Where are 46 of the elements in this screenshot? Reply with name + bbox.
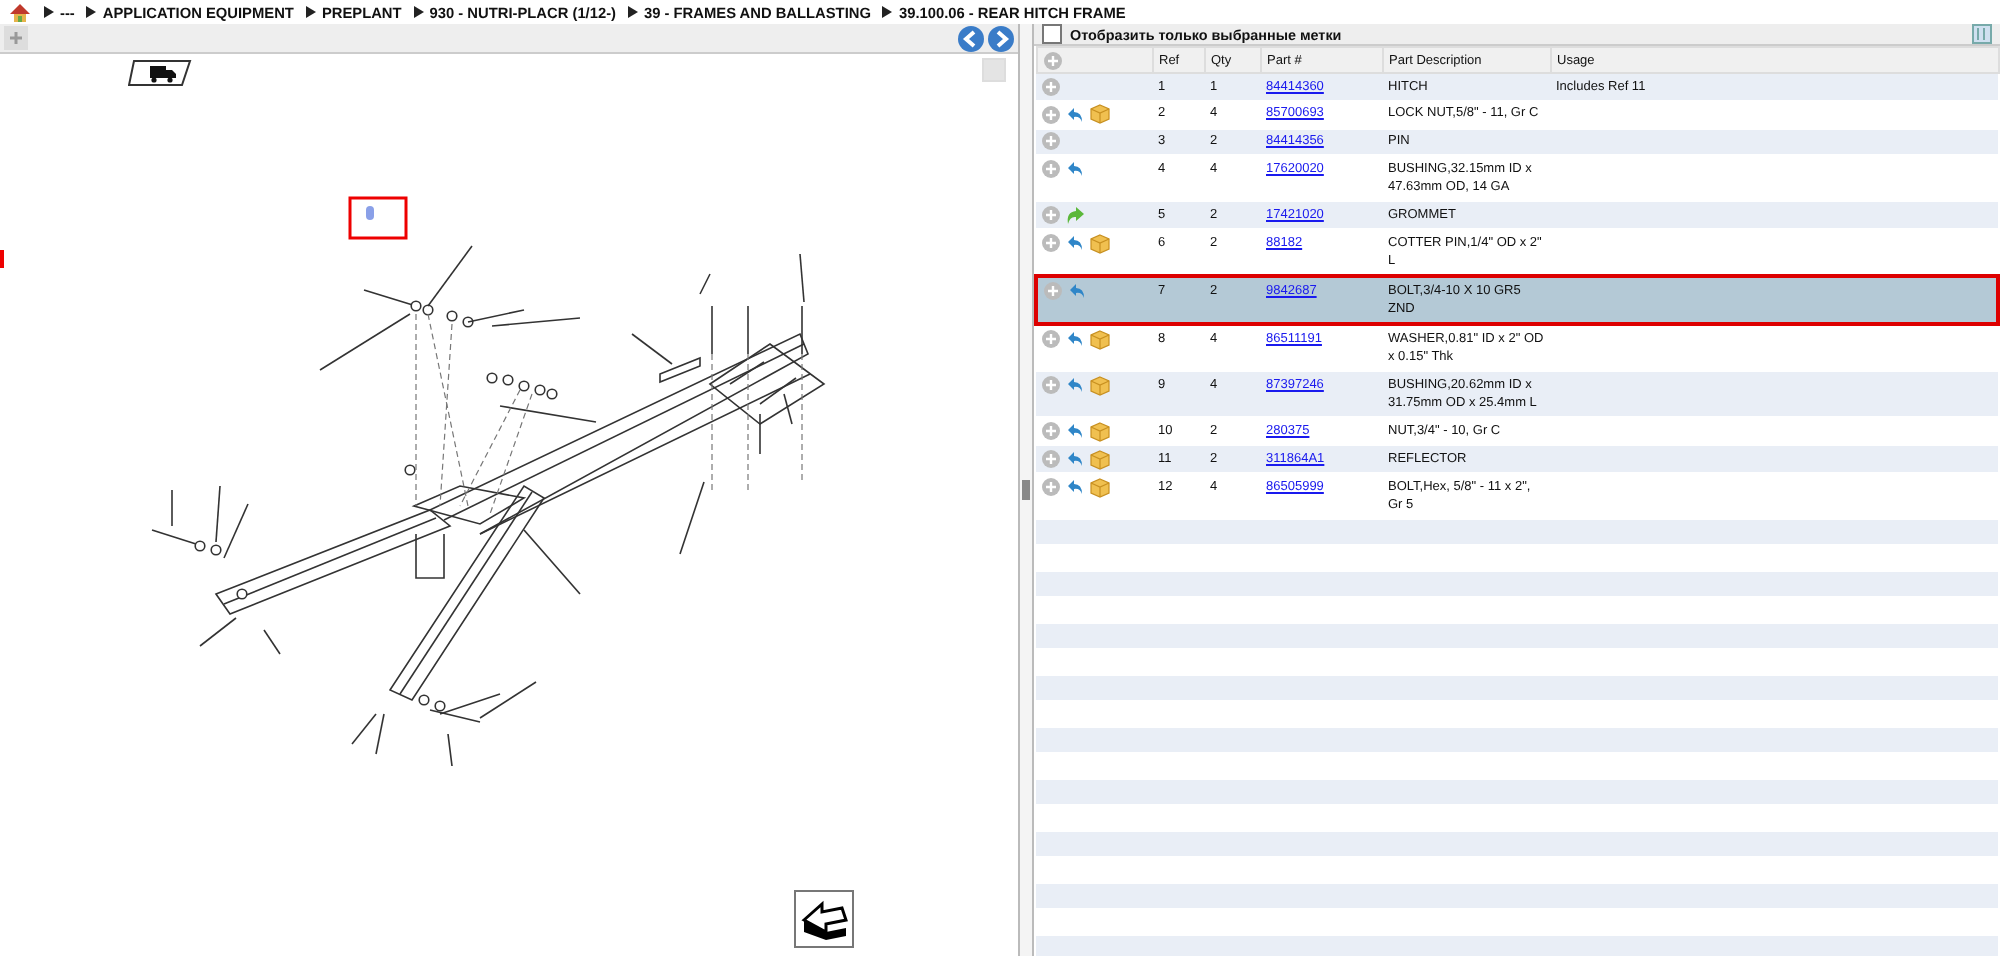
triangle-icon [413,6,424,18]
box-icon[interactable] [1090,104,1110,124]
box-icon[interactable] [1090,233,1110,253]
add-icon[interactable] [1042,450,1060,468]
triangle-icon [305,6,316,18]
return-arrow-icon[interactable] [1066,105,1084,123]
truck-icon[interactable] [128,60,192,86]
box-icon[interactable] [1090,449,1110,469]
return-button[interactable] [794,890,854,948]
box-icon[interactable] [1090,329,1110,349]
forward-arrow-icon[interactable] [1066,205,1086,225]
return-arrow-icon[interactable] [1066,376,1084,394]
add-icon[interactable] [1044,281,1062,299]
splitter-handle[interactable] [1022,480,1030,500]
triangle-icon [882,6,893,18]
home-icon[interactable] [8,2,32,22]
add-icon[interactable] [1042,422,1060,440]
plus-icon [8,30,24,46]
return-arrow-icon[interactable] [1066,422,1084,440]
add-icon[interactable] [1042,105,1060,123]
add-icon[interactable] [1042,234,1060,252]
box-icon[interactable] [1090,375,1110,395]
hotspot-highlight[interactable] [348,196,408,240]
add-icon[interactable] [1042,77,1060,95]
arrow-icon [798,895,850,943]
add-icon[interactable] [1042,206,1060,224]
triangle-icon [628,6,638,18]
add-icon[interactable] [1042,159,1060,177]
filter-checkbox[interactable] [1042,24,1062,44]
box-icon[interactable] [1090,421,1110,441]
box-icon[interactable] [1090,477,1110,497]
return-arrow-icon[interactable] [1066,330,1084,348]
return-arrow-icon[interactable] [1066,478,1084,496]
return-arrow-icon[interactable] [1066,234,1084,252]
add-icon[interactable] [1042,376,1060,394]
triangle-icon [44,6,54,18]
return-arrow-icon[interactable] [1066,159,1084,177]
position-marker [0,250,4,268]
add-icon[interactable] [1042,330,1060,348]
add-icon[interactable] [1042,478,1060,496]
return-arrow-icon[interactable] [1068,281,1086,299]
add-icon[interactable] [1043,51,1061,69]
add-icon[interactable] [1042,132,1060,150]
return-arrow-icon[interactable] [1066,450,1084,468]
triangle-icon [86,6,97,18]
grid-icon[interactable] [1972,24,1992,44]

****

> **WRITTEN TASK**: Which lines of the material above contain the string "triangle"? Select every one of them and copy each in full, treating uppercase and lowercase as different.

> **REPLY TO THE TASK**:
triangle-icon [413,6,424,18]
triangle-icon [305,6,316,18]
triangle-icon [882,6,893,18]
triangle-icon [628,6,638,18]
triangle-icon [44,6,54,18]
triangle-icon [86,6,97,18]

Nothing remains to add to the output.